--- start ---
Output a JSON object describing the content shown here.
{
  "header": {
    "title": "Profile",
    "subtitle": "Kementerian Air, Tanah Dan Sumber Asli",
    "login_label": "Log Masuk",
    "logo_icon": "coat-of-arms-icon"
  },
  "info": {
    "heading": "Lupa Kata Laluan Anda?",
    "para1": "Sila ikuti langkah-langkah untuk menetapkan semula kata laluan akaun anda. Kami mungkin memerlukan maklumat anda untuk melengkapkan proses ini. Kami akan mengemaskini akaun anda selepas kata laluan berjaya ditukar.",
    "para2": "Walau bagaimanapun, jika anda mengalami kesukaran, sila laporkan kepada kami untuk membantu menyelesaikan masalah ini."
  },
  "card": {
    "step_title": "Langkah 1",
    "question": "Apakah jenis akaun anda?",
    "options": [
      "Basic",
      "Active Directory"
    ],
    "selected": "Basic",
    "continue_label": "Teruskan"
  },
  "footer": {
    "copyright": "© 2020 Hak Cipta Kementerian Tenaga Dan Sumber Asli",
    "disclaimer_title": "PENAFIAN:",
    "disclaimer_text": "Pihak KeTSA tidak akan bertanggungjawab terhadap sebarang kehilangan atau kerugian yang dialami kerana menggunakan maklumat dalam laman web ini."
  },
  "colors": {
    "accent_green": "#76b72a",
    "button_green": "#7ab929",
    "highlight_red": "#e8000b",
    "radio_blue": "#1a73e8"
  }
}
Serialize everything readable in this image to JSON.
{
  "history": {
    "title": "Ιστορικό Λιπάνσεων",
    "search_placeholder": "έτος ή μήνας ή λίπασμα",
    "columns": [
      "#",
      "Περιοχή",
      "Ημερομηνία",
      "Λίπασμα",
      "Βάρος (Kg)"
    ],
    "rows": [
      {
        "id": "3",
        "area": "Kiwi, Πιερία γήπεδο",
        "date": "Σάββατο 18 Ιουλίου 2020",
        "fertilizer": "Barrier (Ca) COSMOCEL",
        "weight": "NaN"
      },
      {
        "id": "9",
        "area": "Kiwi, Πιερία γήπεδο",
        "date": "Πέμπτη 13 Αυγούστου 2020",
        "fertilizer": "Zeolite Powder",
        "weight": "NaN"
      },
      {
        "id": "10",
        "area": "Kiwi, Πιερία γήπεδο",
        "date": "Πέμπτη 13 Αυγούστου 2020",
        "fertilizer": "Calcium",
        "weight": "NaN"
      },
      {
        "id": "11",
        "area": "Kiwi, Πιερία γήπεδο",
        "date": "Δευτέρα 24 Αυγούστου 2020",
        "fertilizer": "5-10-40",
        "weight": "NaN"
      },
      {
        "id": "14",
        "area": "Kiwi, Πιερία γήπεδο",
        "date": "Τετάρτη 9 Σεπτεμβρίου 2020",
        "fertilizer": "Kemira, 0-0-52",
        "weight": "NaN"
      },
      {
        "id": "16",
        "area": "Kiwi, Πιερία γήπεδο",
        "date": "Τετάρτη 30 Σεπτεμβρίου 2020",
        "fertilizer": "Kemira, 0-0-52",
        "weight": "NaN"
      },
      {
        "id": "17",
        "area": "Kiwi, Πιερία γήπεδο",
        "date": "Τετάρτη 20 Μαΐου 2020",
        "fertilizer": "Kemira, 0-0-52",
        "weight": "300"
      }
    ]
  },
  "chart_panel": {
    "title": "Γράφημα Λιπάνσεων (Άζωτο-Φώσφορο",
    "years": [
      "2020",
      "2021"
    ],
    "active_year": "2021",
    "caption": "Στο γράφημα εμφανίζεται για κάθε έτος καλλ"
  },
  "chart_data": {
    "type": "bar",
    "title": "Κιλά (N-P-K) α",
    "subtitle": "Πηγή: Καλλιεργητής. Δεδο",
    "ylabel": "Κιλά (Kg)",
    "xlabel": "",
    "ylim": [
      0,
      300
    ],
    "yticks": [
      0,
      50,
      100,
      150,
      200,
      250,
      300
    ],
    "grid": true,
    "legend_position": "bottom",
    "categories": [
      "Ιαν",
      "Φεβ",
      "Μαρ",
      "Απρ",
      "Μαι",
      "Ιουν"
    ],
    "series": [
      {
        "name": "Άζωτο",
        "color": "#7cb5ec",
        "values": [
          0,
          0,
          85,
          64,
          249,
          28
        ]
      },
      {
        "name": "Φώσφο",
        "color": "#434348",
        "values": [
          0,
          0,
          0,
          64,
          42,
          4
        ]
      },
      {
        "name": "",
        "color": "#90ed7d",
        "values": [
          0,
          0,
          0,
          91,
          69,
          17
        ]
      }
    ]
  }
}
--- end ---
Of all the lines above, how many contain the word "fertilizer"? Give the number and nothing else.

7